BEGIN Records provided

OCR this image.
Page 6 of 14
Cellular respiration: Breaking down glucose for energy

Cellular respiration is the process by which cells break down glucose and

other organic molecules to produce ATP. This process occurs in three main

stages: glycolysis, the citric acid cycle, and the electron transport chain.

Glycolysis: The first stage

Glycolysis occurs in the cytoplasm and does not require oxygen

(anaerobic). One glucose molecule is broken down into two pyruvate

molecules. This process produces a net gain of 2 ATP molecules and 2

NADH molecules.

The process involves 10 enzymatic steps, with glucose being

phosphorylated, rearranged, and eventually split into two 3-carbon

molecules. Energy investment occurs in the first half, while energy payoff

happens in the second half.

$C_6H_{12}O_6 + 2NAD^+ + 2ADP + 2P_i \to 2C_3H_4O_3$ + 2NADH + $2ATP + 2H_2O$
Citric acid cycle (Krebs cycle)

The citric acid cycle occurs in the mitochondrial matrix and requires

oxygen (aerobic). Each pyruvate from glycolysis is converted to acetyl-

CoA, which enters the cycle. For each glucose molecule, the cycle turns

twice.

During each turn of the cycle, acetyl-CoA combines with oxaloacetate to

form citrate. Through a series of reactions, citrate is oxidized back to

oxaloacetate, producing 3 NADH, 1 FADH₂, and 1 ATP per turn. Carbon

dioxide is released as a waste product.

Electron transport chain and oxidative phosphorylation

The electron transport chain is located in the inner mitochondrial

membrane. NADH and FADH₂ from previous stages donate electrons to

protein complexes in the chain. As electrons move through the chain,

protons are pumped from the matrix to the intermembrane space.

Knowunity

END Records provided

About this task >> In the records above, how many lines hold the string "energy"? Only the number should be given.

Solution >> 2